EXERCISE DETAILS: Scan the data. Collect each line that contains the word "lever".

RECORDS SUPPLIED:
## begin

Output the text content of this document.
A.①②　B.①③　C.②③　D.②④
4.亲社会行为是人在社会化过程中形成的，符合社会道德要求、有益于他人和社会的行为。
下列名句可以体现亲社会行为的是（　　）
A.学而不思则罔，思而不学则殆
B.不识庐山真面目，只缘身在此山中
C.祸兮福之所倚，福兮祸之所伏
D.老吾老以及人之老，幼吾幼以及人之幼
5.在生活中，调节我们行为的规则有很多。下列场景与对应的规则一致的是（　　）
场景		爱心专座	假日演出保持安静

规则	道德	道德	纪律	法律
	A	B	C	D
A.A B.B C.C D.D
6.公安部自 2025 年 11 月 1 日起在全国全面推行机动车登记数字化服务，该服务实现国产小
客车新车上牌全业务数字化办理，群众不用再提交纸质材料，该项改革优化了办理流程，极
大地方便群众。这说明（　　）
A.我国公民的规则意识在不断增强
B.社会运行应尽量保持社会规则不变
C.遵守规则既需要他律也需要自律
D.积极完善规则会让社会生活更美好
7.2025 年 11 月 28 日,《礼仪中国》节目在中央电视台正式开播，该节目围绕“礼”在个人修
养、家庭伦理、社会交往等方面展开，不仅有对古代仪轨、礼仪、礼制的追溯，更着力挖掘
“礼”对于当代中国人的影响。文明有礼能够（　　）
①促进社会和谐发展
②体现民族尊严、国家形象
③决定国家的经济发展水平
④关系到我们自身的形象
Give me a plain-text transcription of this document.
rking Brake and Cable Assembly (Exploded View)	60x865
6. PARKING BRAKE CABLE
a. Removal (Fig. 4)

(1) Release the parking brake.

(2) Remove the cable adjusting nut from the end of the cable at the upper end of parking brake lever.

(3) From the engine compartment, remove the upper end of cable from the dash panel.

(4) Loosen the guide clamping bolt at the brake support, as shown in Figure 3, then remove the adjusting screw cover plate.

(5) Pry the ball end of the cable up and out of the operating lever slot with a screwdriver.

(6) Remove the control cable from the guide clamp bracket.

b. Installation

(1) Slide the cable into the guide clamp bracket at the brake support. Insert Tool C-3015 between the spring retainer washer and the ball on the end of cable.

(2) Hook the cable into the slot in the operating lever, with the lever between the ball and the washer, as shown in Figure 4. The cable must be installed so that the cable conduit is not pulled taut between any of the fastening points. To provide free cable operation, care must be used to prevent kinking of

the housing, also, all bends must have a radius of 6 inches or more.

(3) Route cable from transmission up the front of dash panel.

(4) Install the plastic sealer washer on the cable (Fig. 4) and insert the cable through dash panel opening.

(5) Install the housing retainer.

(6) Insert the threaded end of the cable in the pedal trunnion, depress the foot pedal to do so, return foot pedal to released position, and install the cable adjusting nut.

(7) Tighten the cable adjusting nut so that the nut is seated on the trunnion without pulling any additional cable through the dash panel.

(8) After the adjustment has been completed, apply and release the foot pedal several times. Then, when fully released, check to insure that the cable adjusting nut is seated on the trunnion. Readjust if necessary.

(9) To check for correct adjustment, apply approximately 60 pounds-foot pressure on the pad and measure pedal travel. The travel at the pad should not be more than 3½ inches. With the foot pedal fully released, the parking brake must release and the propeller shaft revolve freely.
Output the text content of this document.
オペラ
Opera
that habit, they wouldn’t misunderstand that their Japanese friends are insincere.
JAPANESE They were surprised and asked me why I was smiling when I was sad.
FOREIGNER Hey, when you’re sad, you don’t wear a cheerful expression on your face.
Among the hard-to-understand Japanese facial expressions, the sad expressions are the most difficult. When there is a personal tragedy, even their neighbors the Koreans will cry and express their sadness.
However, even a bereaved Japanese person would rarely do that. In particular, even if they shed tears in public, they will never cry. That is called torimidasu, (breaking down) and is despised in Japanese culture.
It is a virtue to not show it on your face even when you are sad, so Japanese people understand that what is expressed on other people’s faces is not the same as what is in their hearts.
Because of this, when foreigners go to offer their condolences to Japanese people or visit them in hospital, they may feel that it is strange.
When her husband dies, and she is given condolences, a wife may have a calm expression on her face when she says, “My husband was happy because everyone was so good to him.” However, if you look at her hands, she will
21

## end

EXERCISE OUTPUT:
(2) Remove the cable adjusting nut from the end of the cable at the upper end of parking brake lever.
(5) Pry the ball end of the cable up and out of the operating lever slot with a screwdriver.
(2) Hook the cable into the slot in the operating lever, with the lever between the ball and the washer, as shown in Figure 4. The cable must be installed so that the cable conduit is not pulled taut between any of the fastening points. To provide free cable operation, care must be used to prevent kinking of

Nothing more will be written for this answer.